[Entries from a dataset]
'''

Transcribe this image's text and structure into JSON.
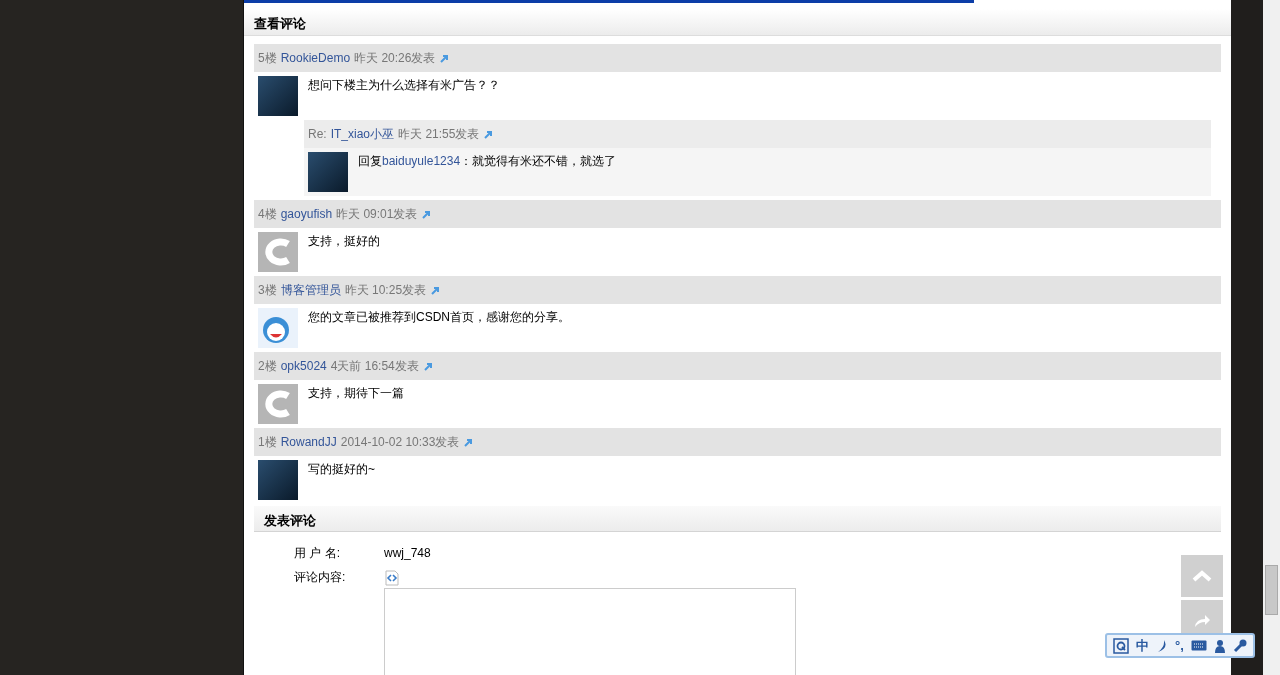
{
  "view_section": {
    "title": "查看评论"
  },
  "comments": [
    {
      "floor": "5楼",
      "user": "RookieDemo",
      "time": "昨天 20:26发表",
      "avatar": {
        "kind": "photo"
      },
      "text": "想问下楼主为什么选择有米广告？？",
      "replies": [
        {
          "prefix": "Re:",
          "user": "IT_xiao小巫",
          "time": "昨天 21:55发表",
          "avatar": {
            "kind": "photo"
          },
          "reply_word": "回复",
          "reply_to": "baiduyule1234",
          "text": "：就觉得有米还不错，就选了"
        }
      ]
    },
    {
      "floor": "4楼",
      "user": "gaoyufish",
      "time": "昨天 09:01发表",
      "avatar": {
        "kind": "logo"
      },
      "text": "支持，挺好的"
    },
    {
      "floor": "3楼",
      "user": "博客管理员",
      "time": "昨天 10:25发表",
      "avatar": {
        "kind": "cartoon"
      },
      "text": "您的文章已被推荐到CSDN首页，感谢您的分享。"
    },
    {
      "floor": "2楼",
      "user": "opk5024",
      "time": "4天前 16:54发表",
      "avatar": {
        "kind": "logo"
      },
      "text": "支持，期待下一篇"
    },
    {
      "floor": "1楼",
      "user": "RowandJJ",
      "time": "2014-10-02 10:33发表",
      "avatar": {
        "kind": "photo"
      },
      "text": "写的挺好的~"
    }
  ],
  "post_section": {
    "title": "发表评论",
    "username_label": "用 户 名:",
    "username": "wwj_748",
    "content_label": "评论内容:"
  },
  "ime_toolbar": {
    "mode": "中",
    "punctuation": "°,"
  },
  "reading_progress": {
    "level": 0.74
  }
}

'''
'''

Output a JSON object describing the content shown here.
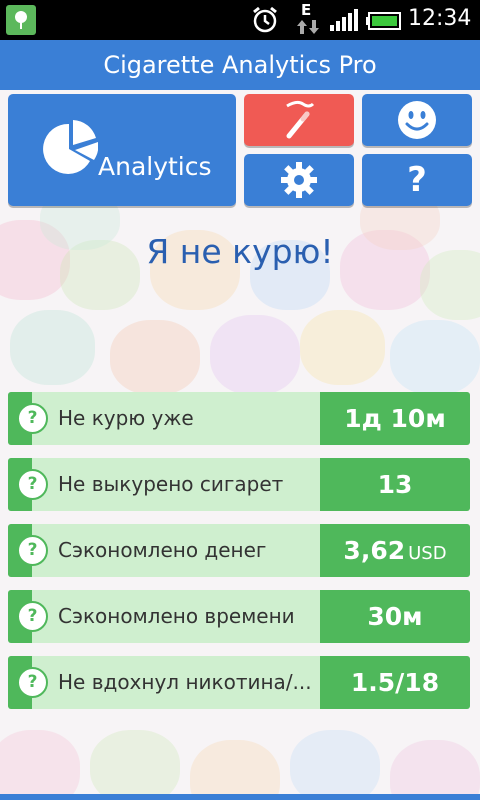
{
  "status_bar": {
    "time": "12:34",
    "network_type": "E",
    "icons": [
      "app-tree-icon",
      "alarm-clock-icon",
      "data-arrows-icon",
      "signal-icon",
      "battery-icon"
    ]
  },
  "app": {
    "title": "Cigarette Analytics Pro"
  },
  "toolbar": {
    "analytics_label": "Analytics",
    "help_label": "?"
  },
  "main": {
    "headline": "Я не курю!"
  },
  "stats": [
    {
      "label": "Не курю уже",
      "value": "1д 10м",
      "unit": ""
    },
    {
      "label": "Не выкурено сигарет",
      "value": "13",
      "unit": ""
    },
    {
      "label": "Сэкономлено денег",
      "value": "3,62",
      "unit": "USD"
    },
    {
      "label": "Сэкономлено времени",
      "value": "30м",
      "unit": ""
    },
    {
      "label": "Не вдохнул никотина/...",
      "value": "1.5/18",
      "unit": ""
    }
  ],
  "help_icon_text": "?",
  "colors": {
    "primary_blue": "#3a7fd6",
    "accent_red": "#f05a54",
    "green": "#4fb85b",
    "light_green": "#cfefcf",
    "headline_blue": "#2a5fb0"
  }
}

'''

◆ **Instruction**: Say how many lines in the records hold the string "time", and say nothing else.

◆ **Result for this exercise**: 7